* Begin *
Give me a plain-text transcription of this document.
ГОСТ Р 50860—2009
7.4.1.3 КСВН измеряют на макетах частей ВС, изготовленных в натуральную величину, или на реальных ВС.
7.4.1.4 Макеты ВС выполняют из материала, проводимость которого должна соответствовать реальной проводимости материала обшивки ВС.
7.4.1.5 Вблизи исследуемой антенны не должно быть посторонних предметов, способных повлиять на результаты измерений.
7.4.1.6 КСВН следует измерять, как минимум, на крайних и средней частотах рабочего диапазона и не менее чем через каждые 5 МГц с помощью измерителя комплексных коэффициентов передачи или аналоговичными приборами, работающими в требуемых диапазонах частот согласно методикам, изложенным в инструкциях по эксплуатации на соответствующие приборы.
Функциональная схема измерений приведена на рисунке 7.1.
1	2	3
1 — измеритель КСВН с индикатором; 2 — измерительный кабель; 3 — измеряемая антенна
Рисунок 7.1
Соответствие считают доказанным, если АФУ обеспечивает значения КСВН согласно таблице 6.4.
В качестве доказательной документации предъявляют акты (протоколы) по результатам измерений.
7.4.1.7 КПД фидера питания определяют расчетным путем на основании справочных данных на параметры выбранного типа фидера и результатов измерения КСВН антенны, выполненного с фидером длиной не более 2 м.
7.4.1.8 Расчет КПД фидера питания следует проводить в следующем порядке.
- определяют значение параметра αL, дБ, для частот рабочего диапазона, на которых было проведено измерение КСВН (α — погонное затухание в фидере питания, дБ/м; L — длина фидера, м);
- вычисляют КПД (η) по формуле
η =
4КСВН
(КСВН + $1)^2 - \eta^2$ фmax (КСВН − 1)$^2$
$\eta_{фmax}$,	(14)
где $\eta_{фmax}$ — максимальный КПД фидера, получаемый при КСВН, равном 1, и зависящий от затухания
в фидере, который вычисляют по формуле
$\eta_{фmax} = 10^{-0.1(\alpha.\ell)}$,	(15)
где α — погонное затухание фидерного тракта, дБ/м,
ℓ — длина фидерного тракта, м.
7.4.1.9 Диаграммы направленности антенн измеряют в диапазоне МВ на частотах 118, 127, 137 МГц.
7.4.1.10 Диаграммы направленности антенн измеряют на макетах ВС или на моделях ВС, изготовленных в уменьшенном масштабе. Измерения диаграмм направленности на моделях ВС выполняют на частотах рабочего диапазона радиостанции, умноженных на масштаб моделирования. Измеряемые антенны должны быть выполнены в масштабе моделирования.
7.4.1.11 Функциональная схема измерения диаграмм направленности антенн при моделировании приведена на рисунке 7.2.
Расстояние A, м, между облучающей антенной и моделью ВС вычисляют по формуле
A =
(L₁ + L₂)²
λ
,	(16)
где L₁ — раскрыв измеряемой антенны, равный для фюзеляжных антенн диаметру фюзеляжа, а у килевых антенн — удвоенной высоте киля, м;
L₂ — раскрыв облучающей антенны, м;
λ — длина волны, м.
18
* End *
__Task goal__. Write the data from above out again, exactly.

__Right answer__.
Give me a plain-text transcription of this document.
ГОСТ Р 50860—2009
7.4.1.3 КСВН измеряют на макетах частей ВС, изготовленных в натуральную величину, или на реальных ВС.
7.4.1.4 Макеты ВС выполняют из материала, проводимость которого должна соответствовать реальной проводимости материала обшивки ВС.
7.4.1.5 Вблизи исследуемой антенны не должно быть посторонних предметов, способных повлиять на результаты измерений.
7.4.1.6 КСВН следует измерять, как минимум, на крайних и средней частотах рабочего диапазона и не менее чем через каждые 5 МГц с помощью измерителя комплексных коэффициентов передачи или аналоговичными приборами, работающими в требуемых диапазонах частот согласно методикам, изложенным в инструкциях по эксплуатации на соответствующие приборы.
Функциональная схема измерений приведена на рисунке 7.1.
1	2	3
1 — измеритель КСВН с индикатором; 2 — измерительный кабель; 3 — измеряемая антенна
Рисунок 7.1
Соответствие считают доказанным, если АФУ обеспечивает значения КСВН согласно таблице 6.4.
В качестве доказательной документации предъявляют акты (протоколы) по результатам измерений.
7.4.1.7 КПД фидера питания определяют расчетным путем на основании справочных данных на параметры выбранного типа фидера и результатов измерения КСВН антенны, выполненного с фидером длиной не более 2 м.
7.4.1.8 Расчет КПД фидера питания следует проводить в следующем порядке.
- определяют значение параметра αL, дБ, для частот рабочего диапазона, на которых было проведено измерение КСВН (α — погонное затухание в фидере питания, дБ/м; L — длина фидера, м);
- вычисляют КПД (η) по формуле
η =
4КСВН
(КСВН + $1)^2 - \eta^2$ фmax (КСВН − 1)$^2$
$\eta_{фmax}$,	(14)
где $\eta_{фmax}$ — максимальный КПД фидера, получаемый при КСВН, равном 1, и зависящий от затухания
в фидере, который вычисляют по формуле
$\eta_{фmax} = 10^{-0.1(\alpha.\ell)}$,	(15)
где α — погонное затухание фидерного тракта, дБ/м,
ℓ — длина фидерного тракта, м.
7.4.1.9 Диаграммы направленности антенн измеряют в диапазоне МВ на частотах 118, 127, 137 МГц.
7.4.1.10 Диаграммы направленности антенн измеряют на макетах ВС или на моделях ВС, изготовленных в уменьшенном масштабе. Измерения диаграмм направленности на моделях ВС выполняют на частотах рабочего диапазона радиостанции, умноженных на масштаб моделирования. Измеряемые антенны должны быть выполнены в масштабе моделирования.
7.4.1.11 Функциональная схема измерения диаграмм направленности антенн при моделировании приведена на рисунке 7.2.
Расстояние A, м, между облучающей антенной и моделью ВС вычисляют по формуле
A =
(L₁ + L₂)²
λ
,	(16)
где L₁ — раскрыв измеряемой антенны, равный для фюзеляжных антенн диаметру фюзеляжа, а у килевых антенн — удвоенной высоте киля, м;
L₂ — раскрыв облучающей антенны, м;
λ — длина волны, м.
18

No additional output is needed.